■ **Stated problem**
Give the records back in full, exactly as they read.

───── Given data ─────

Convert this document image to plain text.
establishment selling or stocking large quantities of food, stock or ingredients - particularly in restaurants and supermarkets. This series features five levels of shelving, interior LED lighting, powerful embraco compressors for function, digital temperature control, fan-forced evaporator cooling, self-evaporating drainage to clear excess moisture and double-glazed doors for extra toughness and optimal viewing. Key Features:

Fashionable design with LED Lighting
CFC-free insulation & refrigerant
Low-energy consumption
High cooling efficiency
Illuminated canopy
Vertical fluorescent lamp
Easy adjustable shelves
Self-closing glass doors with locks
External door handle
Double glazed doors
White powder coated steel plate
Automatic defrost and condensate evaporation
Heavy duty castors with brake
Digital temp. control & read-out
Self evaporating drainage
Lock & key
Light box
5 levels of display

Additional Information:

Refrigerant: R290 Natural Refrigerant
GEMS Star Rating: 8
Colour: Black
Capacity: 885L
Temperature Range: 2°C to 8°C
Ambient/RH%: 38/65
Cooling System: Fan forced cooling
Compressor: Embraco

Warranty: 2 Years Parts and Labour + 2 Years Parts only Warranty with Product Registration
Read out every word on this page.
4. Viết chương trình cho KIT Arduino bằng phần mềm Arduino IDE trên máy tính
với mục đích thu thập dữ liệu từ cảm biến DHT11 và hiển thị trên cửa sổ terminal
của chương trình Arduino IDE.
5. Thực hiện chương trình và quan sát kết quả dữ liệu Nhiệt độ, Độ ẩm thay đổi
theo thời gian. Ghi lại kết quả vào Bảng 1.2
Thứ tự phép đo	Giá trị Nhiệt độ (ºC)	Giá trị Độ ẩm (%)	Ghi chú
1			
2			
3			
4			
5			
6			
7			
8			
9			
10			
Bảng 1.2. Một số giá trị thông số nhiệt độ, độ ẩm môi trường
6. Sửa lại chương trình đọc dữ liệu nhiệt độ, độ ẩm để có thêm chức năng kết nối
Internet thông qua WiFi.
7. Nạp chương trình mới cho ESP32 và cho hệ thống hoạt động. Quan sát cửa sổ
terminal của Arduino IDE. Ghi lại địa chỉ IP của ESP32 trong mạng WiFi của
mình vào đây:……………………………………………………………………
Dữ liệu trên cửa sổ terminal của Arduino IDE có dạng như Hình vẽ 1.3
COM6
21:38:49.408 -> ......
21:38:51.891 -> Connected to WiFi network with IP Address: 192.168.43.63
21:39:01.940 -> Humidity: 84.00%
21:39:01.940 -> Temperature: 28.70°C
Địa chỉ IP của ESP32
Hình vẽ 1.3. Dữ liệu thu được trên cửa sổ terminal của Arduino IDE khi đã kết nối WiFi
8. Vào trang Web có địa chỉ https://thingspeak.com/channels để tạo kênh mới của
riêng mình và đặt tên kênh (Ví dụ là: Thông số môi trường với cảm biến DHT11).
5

─────

■ **Exercise solution**
Convert this document image to plain text.
establishment selling or stocking large quantities of food, stock or ingredients - particularly in restaurants and supermarkets. This series features five levels of shelving, interior LED lighting, powerful embraco compressors for function, digital temperature control, fan-forced evaporator cooling, self-evaporating drainage to clear excess moisture and double-glazed doors for extra toughness and optimal viewing. Key Features:

Fashionable design with LED Lighting
CFC-free insulation & refrigerant
Low-energy consumption
High cooling efficiency
Illuminated canopy
Vertical fluorescent lamp
Easy adjustable shelves
Self-closing glass doors with locks
External door handle
Double glazed doors
White powder coated steel plate
Automatic defrost and condensate evaporation
Heavy duty castors with brake
Digital temp. control & read-out
Self evaporating drainage
Lock & key
Light box
5 levels of display

Additional Information:

Refrigerant: R290 Natural Refrigerant
GEMS Star Rating: 8
Colour: Black
Capacity: 885L
Temperature Range: 2°C to 8°C
Ambient/RH%: 38/65
Cooling System: Fan forced cooling
Compressor: Embraco

Warranty: 2 Years Parts and Labour + 2 Years Parts only Warranty with Product Registration
Read out every word on this page.
4. Viết chương trình cho KIT Arduino bằng phần mềm Arduino IDE trên máy tính
với mục đích thu thập dữ liệu từ cảm biến DHT11 và hiển thị trên cửa sổ terminal
của chương trình Arduino IDE.
5. Thực hiện chương trình và quan sát kết quả dữ liệu Nhiệt độ, Độ ẩm thay đổi
theo thời gian. Ghi lại kết quả vào Bảng 1.2
Thứ tự phép đo	Giá trị Nhiệt độ (ºC)	Giá trị Độ ẩm (%)	Ghi chú
1			
2			
3			
4			
5			
6			
7			
8			
9			
10			
Bảng 1.2. Một số giá trị thông số nhiệt độ, độ ẩm môi trường
6. Sửa lại chương trình đọc dữ liệu nhiệt độ, độ ẩm để có thêm chức năng kết nối
Internet thông qua WiFi.
7. Nạp chương trình mới cho ESP32 và cho hệ thống hoạt động. Quan sát cửa sổ
terminal của Arduino IDE. Ghi lại địa chỉ IP của ESP32 trong mạng WiFi của
mình vào đây:……………………………………………………………………
Dữ liệu trên cửa sổ terminal của Arduino IDE có dạng như Hình vẽ 1.3
COM6
21:38:49.408 -> ......
21:38:51.891 -> Connected to WiFi network with IP Address: 192.168.43.63
21:39:01.940 -> Humidity: 84.00%
21:39:01.940 -> Temperature: 28.70°C
Địa chỉ IP của ESP32
Hình vẽ 1.3. Dữ liệu thu được trên cửa sổ terminal của Arduino IDE khi đã kết nối WiFi
8. Vào trang Web có địa chỉ https://thingspeak.com/channels để tạo kênh mới của
riêng mình và đặt tên kênh (Ví dụ là: Thông số môi trường với cảm biến DHT11).
5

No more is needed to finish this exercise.